[Figure collection entries]

========

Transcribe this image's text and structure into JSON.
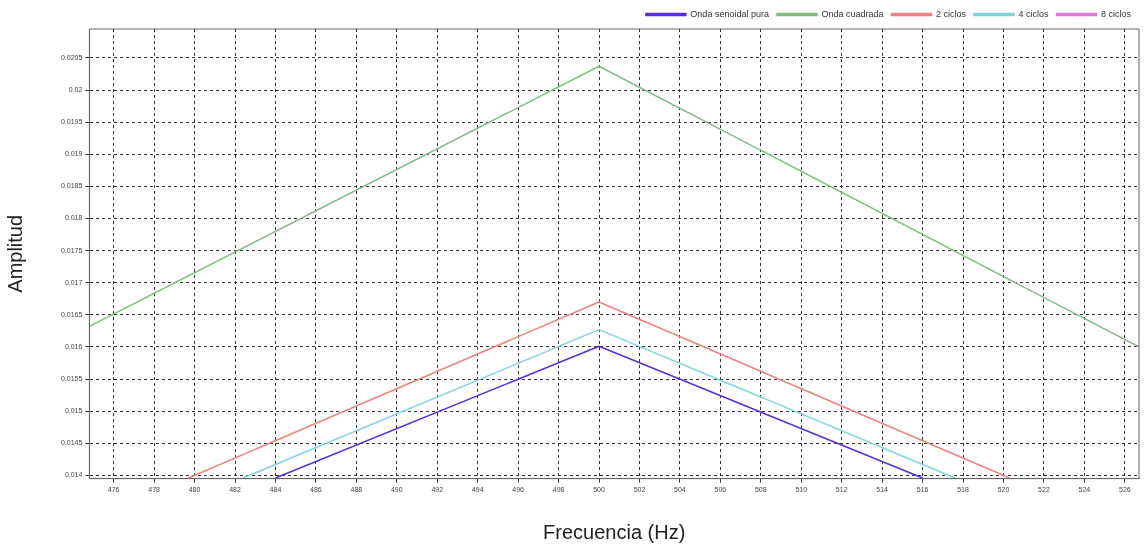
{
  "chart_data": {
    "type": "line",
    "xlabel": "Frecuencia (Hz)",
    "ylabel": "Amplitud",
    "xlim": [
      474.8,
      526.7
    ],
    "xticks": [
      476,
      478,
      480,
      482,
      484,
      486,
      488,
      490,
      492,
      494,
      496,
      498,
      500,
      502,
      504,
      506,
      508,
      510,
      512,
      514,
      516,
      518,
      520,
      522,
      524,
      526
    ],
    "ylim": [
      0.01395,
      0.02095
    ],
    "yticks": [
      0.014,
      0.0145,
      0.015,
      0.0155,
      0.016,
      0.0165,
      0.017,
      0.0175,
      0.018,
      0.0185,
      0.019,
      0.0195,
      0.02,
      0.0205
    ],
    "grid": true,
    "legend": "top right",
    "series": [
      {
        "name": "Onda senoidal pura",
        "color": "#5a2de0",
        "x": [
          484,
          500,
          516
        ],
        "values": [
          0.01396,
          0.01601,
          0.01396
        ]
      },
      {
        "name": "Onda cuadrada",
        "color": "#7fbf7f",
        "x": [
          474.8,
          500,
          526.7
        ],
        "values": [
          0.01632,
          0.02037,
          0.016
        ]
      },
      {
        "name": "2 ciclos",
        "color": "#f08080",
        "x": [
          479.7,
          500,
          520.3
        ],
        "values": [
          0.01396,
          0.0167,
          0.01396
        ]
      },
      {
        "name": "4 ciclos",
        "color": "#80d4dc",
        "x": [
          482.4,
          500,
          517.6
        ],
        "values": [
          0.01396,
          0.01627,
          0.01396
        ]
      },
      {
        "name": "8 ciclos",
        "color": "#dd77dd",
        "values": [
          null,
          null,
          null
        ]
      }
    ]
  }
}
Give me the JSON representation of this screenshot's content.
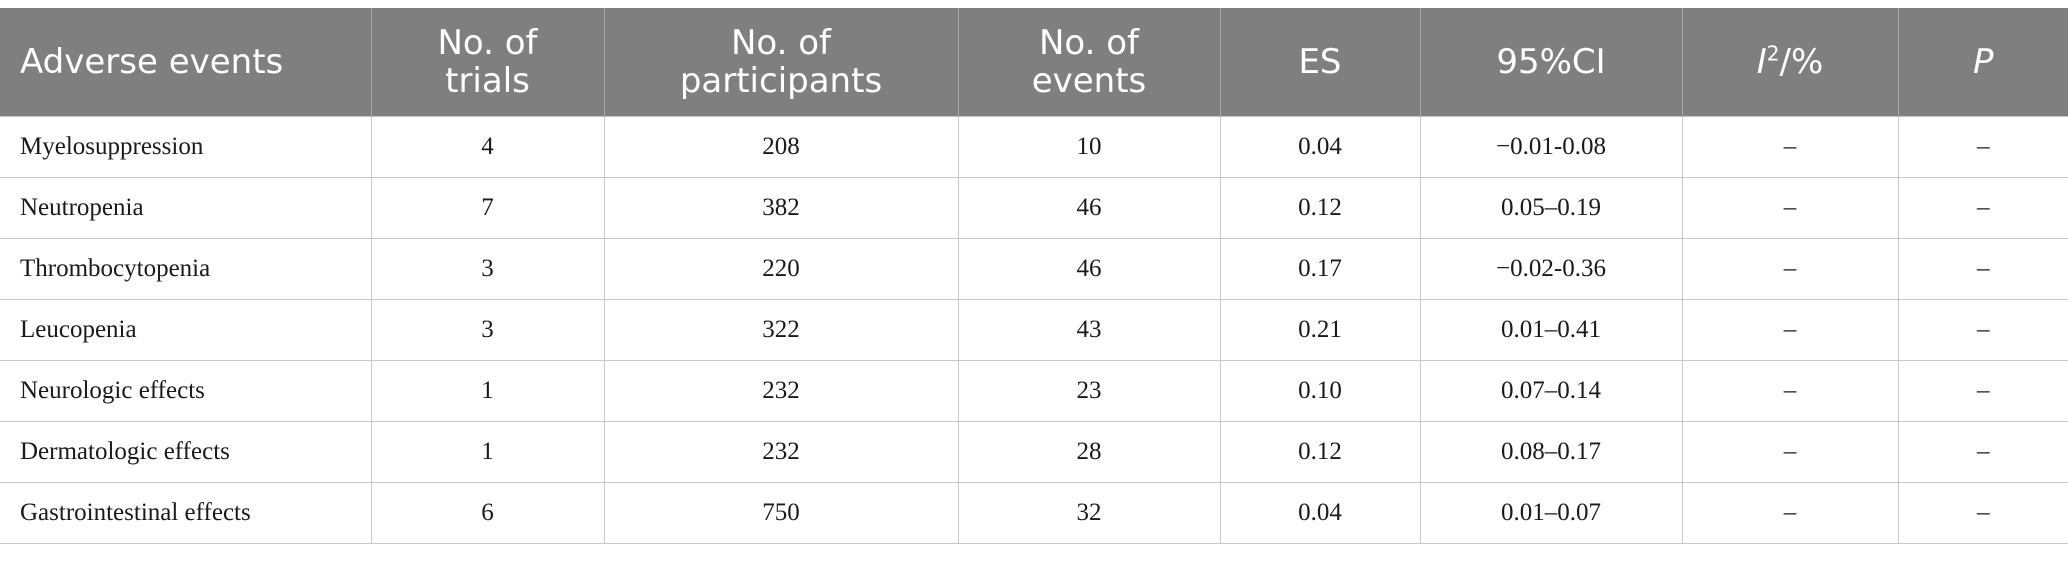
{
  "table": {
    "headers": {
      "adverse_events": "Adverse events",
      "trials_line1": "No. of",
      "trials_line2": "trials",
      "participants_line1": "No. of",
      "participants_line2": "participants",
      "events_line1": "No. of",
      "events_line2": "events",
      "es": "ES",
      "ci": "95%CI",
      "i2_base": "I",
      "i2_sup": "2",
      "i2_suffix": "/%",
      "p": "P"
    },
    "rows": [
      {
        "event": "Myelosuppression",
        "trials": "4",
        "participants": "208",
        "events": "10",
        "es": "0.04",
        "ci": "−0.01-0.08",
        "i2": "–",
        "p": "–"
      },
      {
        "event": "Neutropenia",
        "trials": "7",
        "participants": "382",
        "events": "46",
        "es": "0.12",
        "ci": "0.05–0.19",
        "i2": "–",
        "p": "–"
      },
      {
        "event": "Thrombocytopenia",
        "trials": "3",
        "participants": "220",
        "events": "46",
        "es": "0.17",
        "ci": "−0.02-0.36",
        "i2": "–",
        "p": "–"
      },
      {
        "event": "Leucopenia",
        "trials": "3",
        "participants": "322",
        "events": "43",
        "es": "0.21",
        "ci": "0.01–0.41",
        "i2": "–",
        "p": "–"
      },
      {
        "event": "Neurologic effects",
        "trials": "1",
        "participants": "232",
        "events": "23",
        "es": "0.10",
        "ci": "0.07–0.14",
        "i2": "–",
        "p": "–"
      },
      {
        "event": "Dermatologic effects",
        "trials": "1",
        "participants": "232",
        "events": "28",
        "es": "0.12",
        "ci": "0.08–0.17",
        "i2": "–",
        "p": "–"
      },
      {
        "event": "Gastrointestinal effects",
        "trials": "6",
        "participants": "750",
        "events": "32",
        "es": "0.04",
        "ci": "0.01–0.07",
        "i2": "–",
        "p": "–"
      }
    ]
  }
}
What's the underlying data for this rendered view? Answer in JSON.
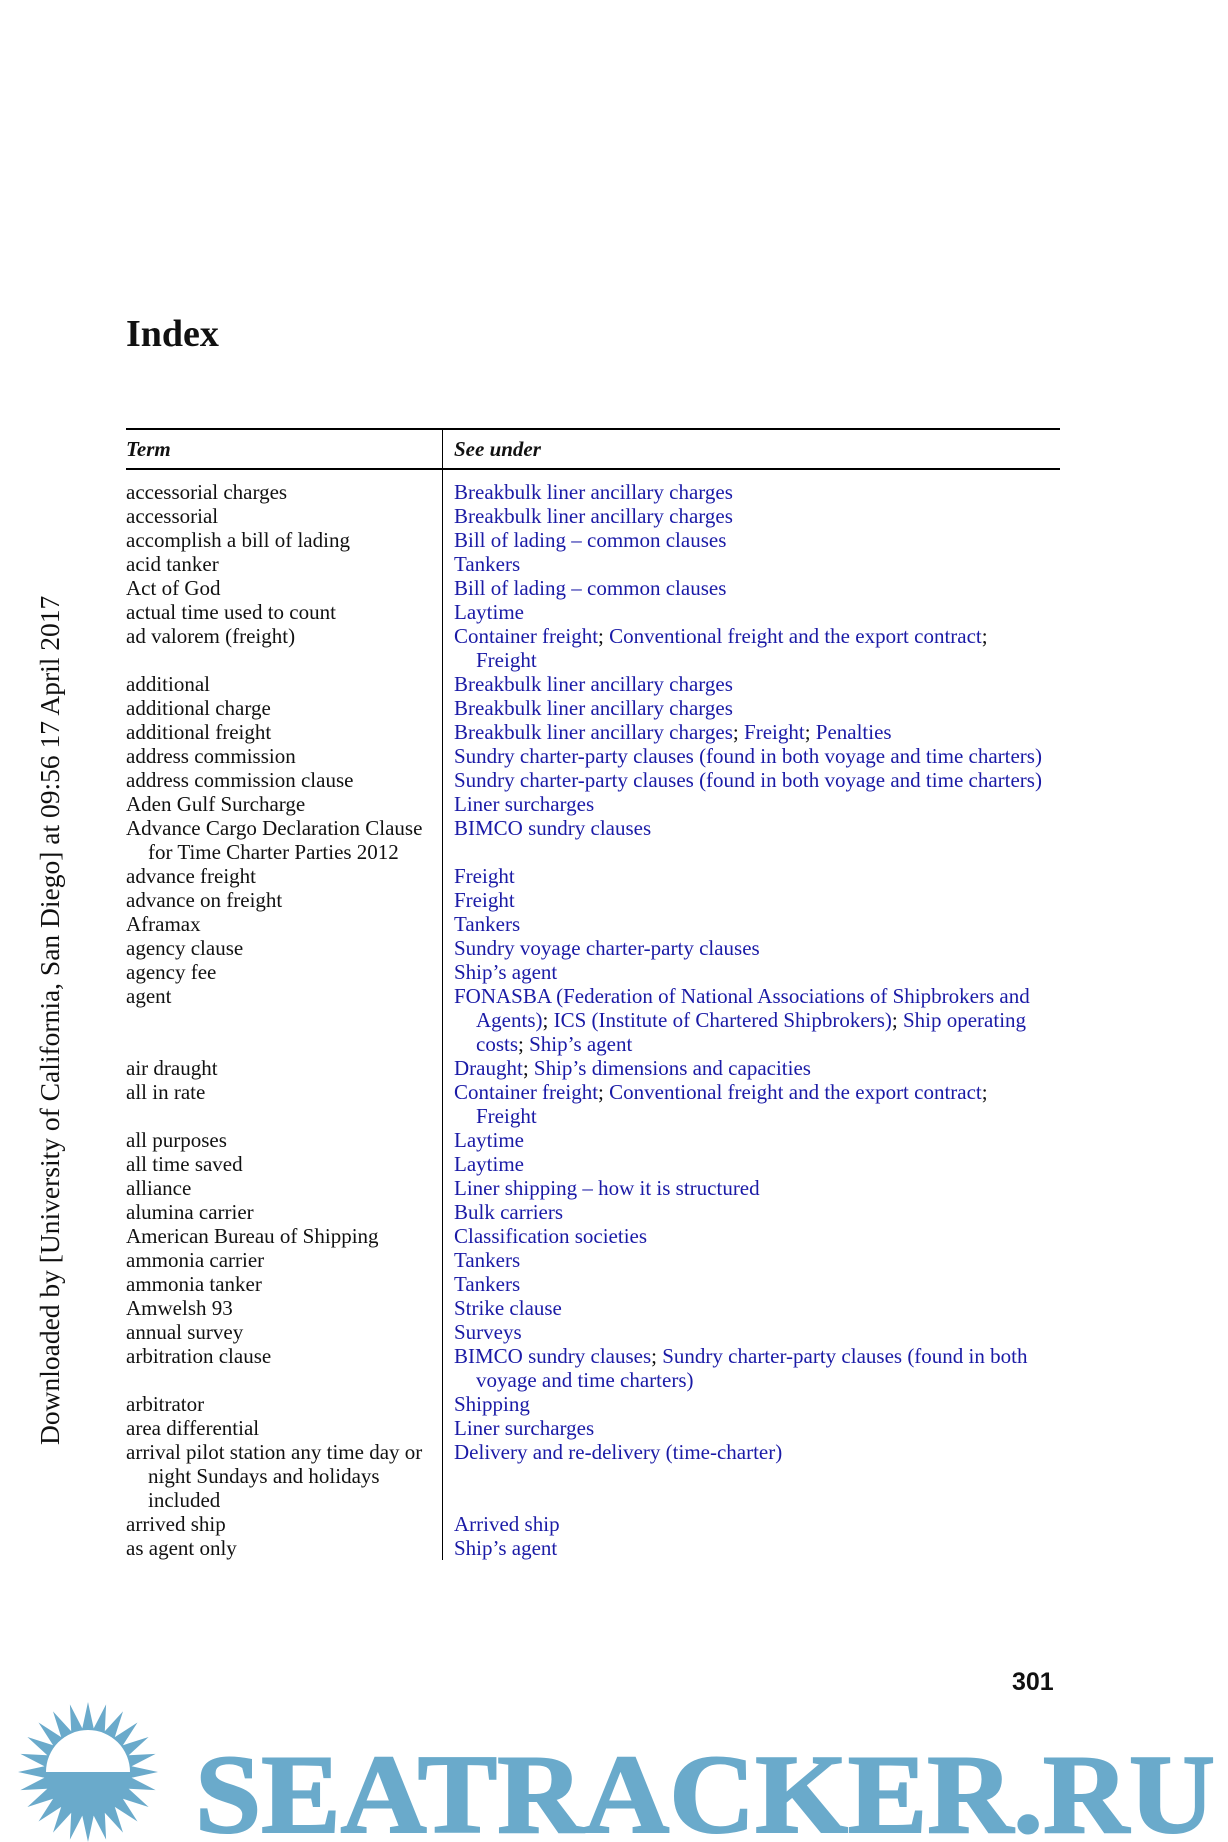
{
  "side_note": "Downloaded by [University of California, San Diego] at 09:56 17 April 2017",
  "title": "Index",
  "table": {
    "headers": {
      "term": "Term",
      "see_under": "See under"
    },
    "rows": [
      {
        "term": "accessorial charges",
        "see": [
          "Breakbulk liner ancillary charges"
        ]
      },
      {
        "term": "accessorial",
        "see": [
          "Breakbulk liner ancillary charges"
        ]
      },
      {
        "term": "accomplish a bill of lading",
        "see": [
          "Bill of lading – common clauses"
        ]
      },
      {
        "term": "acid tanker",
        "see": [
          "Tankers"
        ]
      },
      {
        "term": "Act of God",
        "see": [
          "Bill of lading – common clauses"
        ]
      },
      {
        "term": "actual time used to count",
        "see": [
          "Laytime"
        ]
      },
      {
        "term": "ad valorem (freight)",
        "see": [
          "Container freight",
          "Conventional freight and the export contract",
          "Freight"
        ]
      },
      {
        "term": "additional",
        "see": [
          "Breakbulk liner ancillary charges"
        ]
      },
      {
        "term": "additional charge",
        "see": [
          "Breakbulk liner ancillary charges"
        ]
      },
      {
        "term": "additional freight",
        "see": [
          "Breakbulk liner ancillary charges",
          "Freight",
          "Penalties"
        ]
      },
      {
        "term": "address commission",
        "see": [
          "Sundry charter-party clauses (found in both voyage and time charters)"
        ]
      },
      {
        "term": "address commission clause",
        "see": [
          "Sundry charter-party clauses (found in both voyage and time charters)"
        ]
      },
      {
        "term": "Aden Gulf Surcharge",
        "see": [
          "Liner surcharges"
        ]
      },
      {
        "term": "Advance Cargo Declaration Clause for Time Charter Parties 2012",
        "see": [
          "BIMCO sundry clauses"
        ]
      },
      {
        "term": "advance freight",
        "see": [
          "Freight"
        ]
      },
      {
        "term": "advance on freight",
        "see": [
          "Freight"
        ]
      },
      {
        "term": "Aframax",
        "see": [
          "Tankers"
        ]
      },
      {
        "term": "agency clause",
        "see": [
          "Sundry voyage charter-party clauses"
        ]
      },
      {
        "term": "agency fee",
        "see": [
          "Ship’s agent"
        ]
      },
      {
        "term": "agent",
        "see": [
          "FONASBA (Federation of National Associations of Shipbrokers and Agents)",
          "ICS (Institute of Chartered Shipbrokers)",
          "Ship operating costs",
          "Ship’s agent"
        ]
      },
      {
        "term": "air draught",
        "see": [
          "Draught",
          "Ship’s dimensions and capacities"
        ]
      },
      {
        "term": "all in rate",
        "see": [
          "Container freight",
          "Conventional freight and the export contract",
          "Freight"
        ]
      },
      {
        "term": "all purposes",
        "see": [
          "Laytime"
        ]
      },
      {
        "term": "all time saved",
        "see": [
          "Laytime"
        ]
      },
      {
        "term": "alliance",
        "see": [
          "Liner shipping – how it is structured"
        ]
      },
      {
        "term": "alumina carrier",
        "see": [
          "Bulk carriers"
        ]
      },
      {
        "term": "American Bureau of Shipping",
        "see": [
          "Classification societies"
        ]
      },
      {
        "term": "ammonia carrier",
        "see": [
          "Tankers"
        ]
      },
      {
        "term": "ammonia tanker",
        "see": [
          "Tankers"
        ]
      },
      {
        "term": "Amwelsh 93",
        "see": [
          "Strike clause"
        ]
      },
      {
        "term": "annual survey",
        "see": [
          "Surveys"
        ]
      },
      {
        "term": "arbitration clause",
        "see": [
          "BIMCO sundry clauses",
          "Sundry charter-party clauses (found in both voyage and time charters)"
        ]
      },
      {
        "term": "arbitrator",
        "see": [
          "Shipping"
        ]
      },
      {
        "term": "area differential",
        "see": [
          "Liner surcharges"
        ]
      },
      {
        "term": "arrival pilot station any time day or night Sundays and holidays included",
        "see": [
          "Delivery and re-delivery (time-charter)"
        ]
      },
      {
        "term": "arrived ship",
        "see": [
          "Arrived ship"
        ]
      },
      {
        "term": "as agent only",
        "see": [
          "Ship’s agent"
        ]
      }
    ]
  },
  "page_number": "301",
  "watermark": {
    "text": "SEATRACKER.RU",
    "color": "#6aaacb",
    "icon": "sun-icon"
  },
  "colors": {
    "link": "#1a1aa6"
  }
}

========

What to work on: Locate all lines that include the word "this" and copy them out.

Solution:
Transcribe this image's text and structure into JSON.
Give me the JSON representation of this screenshot's content.
What's the underlying data for this rendered view? Answer in JSON.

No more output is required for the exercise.